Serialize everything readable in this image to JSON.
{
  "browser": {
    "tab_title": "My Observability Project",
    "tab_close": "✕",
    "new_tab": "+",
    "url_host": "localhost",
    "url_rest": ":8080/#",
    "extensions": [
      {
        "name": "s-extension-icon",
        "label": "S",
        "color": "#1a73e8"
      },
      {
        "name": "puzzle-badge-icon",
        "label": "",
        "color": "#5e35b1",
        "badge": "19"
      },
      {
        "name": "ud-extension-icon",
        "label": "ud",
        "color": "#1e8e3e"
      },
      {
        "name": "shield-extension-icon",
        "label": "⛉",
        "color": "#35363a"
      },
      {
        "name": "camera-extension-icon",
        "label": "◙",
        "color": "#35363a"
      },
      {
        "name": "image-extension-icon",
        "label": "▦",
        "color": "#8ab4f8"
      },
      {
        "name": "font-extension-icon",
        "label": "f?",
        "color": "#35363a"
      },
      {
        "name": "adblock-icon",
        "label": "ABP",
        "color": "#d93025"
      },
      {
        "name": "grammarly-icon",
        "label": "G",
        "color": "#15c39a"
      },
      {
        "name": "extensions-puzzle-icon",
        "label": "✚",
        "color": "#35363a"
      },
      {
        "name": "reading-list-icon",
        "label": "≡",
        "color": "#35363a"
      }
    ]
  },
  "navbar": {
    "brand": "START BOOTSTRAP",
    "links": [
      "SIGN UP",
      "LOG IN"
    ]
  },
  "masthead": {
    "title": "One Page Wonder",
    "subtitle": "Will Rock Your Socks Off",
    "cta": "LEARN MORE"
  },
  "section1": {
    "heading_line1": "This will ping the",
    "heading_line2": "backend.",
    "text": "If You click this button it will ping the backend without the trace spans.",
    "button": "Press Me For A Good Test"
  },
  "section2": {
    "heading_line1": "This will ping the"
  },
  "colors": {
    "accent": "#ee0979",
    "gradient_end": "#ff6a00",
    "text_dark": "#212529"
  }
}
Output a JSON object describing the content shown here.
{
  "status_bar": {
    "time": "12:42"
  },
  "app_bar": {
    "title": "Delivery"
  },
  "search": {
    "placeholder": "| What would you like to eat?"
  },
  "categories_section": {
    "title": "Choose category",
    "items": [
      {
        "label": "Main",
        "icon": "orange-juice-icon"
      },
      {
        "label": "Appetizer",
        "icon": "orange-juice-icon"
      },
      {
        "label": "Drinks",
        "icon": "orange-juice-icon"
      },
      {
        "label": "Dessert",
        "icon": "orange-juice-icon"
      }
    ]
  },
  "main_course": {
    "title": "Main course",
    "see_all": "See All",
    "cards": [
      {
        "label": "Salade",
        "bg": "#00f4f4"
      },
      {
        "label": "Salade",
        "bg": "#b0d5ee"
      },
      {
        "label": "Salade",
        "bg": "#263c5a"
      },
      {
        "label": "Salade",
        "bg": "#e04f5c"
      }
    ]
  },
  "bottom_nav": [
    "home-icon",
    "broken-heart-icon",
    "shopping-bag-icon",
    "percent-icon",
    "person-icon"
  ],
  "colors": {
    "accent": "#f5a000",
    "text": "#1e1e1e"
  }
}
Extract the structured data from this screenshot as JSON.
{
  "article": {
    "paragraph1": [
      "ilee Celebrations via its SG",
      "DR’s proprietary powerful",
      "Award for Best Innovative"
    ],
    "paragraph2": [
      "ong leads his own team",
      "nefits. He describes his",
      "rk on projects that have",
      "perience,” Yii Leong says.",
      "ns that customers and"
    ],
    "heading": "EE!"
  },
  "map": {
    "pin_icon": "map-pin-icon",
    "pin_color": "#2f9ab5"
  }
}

***

Exercise details => Pick out every line holding the string "that" and return it.

The output =>
      "rk on projects that have",
      "ns that customers and"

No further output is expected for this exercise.